→ CHALLENGE: In the listing below, locate the lines that hold the string "государственной". Copy those lines.
** start of MATERIAL FOR THIS TASK **
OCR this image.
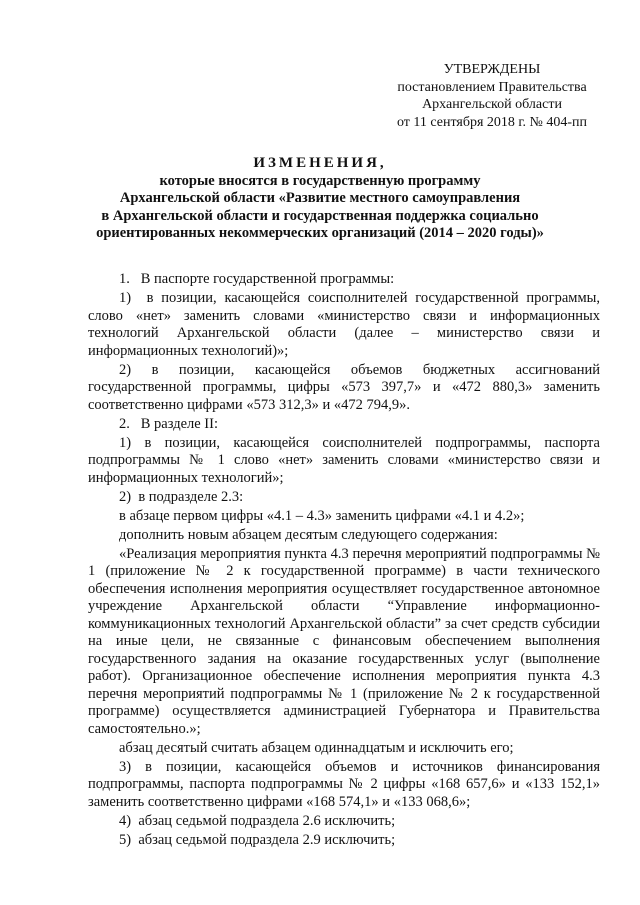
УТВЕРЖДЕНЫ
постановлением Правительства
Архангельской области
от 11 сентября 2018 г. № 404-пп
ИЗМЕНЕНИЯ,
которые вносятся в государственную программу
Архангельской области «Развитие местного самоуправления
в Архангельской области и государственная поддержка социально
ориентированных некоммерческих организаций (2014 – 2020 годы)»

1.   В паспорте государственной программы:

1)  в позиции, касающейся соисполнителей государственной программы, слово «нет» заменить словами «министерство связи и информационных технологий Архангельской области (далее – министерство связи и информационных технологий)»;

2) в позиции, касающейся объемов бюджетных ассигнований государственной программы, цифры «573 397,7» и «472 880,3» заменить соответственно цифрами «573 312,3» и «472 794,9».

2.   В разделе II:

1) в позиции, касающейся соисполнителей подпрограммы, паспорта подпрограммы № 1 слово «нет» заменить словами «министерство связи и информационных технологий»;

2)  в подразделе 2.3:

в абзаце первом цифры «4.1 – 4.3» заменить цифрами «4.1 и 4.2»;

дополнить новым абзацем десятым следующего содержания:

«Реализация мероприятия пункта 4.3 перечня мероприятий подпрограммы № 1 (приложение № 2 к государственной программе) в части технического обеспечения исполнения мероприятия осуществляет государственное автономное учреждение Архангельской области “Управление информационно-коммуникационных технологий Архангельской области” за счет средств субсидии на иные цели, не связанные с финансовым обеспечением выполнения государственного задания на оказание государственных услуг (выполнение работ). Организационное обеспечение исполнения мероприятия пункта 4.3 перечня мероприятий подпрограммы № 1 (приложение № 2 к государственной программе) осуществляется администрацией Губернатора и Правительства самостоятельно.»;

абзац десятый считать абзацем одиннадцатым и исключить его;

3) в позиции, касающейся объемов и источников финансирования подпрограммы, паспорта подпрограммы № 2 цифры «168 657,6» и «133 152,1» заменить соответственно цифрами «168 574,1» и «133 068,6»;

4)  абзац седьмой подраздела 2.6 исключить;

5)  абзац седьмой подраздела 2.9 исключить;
** end of MATERIAL FOR THIS TASK **
** start of MATERIAL FOR THIS TASK **
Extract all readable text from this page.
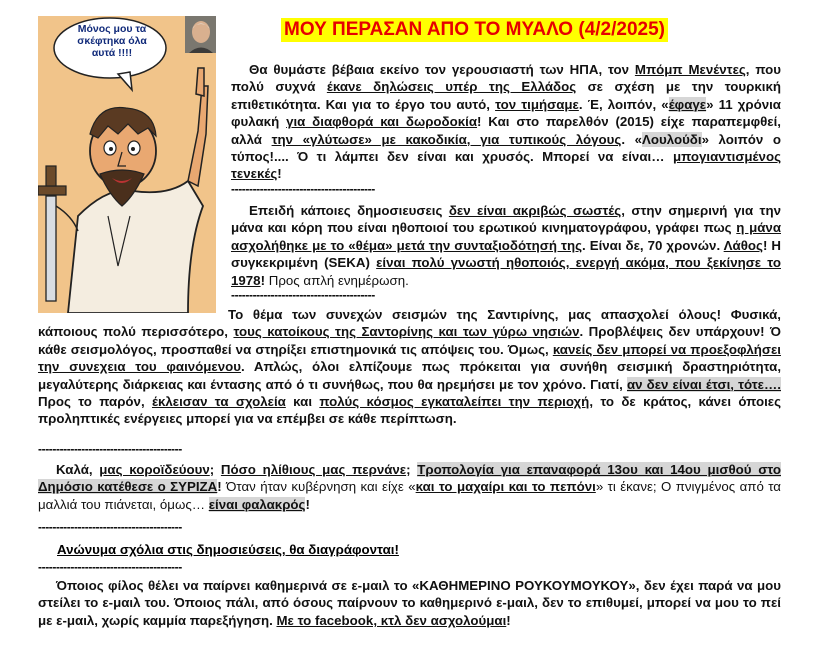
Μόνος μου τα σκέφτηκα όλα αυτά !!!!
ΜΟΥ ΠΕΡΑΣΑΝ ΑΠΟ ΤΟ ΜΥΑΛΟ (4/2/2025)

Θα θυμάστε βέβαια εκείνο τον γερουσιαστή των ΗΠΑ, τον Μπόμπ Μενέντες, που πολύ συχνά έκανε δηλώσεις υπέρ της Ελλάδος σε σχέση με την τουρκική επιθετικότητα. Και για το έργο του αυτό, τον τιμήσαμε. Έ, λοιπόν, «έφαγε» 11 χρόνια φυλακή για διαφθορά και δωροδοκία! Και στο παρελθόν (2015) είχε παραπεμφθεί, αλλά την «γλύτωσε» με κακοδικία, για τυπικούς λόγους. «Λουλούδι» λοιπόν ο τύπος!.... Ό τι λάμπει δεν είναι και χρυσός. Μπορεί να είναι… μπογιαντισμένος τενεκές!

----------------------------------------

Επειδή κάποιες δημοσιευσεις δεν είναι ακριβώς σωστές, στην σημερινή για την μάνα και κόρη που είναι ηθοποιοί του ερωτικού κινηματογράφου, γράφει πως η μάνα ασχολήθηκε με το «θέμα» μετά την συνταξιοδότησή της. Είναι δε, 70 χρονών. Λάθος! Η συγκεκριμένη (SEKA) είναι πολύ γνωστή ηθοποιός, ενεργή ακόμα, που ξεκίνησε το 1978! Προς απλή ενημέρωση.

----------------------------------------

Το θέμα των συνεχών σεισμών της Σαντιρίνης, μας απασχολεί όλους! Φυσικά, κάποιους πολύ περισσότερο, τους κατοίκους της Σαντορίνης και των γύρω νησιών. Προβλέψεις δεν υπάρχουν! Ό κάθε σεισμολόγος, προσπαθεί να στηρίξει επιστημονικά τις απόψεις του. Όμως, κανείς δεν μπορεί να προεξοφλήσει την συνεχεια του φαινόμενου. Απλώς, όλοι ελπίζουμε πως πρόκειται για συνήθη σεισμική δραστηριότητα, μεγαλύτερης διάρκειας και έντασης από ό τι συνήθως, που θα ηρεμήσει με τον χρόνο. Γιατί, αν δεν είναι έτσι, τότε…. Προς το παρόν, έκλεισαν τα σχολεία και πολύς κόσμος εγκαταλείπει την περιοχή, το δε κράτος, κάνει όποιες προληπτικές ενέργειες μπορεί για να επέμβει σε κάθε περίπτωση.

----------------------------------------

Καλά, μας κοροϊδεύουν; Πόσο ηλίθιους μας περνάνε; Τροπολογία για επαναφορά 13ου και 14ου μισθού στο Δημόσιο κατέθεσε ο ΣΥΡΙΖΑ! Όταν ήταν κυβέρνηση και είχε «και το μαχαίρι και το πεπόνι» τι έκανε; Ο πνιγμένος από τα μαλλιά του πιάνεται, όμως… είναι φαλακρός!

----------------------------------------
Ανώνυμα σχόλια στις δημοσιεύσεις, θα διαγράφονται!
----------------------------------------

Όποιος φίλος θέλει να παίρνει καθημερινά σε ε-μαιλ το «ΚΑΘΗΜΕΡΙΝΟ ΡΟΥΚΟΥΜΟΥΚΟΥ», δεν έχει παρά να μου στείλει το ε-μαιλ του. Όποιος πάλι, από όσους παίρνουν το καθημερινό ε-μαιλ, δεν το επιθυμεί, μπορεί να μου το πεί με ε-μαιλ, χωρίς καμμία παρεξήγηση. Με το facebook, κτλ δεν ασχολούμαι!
** end of MATERIAL FOR THIS TASK **
→ FINAL RESULT:
1.   В паспорте государственной программы:
1)  в позиции, касающейся соисполнителей государственной программы, слово «нет» заменить словами «министерство связи и информационных технологий Архангельской области (далее – министерство связи и информационных технологий)»;
2) в позиции, касающейся объемов бюджетных ассигнований государственной программы, цифры «573 397,7» и «472 880,3» заменить соответственно цифрами «573 312,3» и «472 794,9».
«Реализация мероприятия пункта 4.3 перечня мероприятий подпрограммы № 1 (приложение № 2 к государственной программе) в части технического обеспечения исполнения мероприятия осуществляет государственное автономное учреждение Архангельской области “Управление информационно-коммуникационных технологий Архангельской области” за счет средств субсидии на иные цели, не связанные с финансовым обеспечением выполнения государственного задания на оказание государственных услуг (выполнение работ). Организационное обеспечение исполнения мероприятия пункта 4.3 перечня мероприятий подпрограммы № 1 (приложение № 2 к государственной программе) осуществляется администрацией Губернатора и Правительства самостоятельно.»;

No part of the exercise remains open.